+49 Fred the ant is on the real number line, and Fred is trying to get to the point $0.$ If Fred is at $1,$ then on the next step, Fred moves to either $0$ or $2$ with equal probability. If Fred is at $2,$ then on the next step, Fred always moves to $1.$ Let $e_1$ be expected number of steps Fred takes to get to $0,$ given that Fred starts at the point $1.$ Similarly, let $e_2$ be expected number of steps Fred takes to get to $0,$ given that Fred starts at the point $2.$ Determine the ordered pair $(e_1,e_2)$.
Tysm!! :D
+9673 If Fred starts on 1,
There's a 1/2 probability that it moves to 0 directly, and a 1/2 probability that it moves to 2.
Once it moves to 2, it must move back to 1.
And when it moves back to 1 again, there are again 1/2 probability that it moves to 0, and 1/2 probability that it moves to 2.
This repeats again and again.
So that means there are 1/2 probability it reaches 0 in 1 step, 1/4 probability it reaches 0 in 3 steps, 1/8 probability it reaches 0 in 5 steps, etc.
Because the e_1 = sum of all possible (probability * steps),
\(e_1 = \dfrac12 + \dfrac34 + \dfrac58 + \dfrac7{16} + \cdots = \displaystyle\sum_{n = 1}^\infty \dfrac{2n -1}{2^n}\) --- (1)
Now, we consider (e_1)/2. (The standard way of evaluating an A.G.S. (arithmetico-geometric series))
\(e_1 \cdot \dfrac12 = \dfrac14 + \dfrac38 + \dfrac5{16}+\cdots\) --- (2)
Subtracting (2) from (1),
\(\dfrac{e_1}2 = \dfrac12 + \left(\dfrac{2}4 + \dfrac28 + \dfrac2{16}+\cdots\right) = 1 + \left(\dfrac14 + \dfrac18 + \cdots\right) = \dfrac32\)
\(e_1 = 3\)
Therefore, if Fred starts at 1, then it is expected to reach 0 in 3 steps.
By a similar idea as above, we can get \(e_2 = 2\cdot \dfrac12 + 4\cdot \dfrac14 + 6\cdot \dfrac18 + \cdots = \displaystyle \sum_{n = 0}^\infty \dfrac{n + 1}{2^n} \)
By a similar approach, we can evaluate e_2 to be 4.
Therefore, (e_1, e_2) = (3, 4).

* DATASET EXCERPT
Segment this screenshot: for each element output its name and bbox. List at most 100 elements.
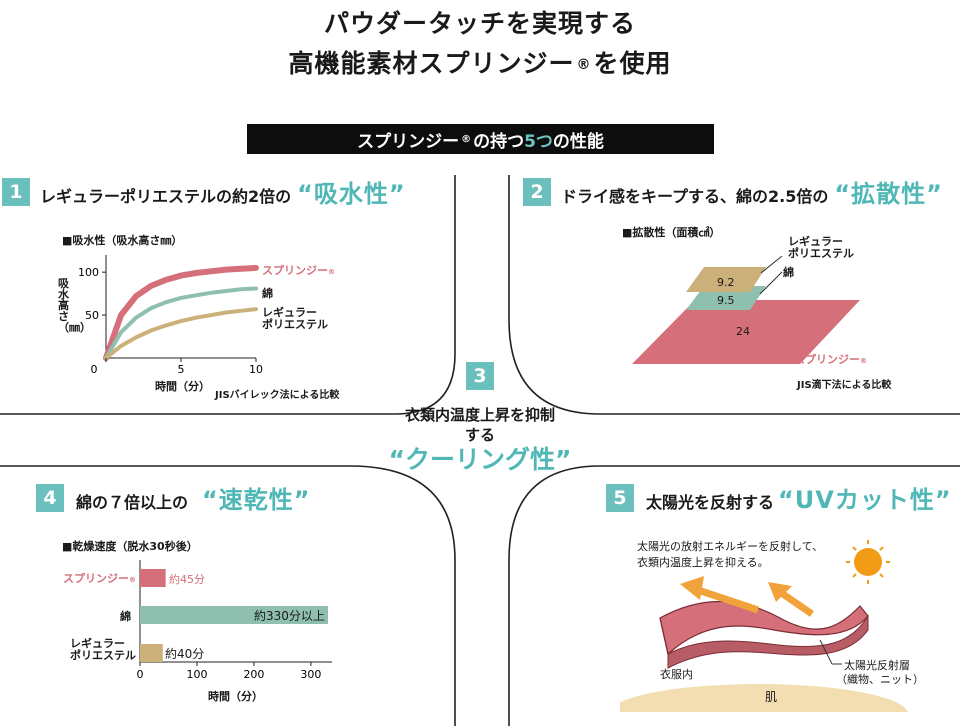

* TASK INSTRUCTIONS
Rewrite the passage of the Fred the ant thread above between "And when it" and "5 steps, etc.", inclusive, changing each "probability" to "chance".

* ANSWER TO THE TASK
And when it moves back to 1 again, there are again 1/2 chance that it moves to 0, and 1/2 chance that it moves to 2.
This repeats again and again.
So that means there are 1/2 chance it reaches 0 in 1 step, 1/4 chance it reaches 0 in 3 steps, 1/8 chance it reaches 0 in 5 steps, etc.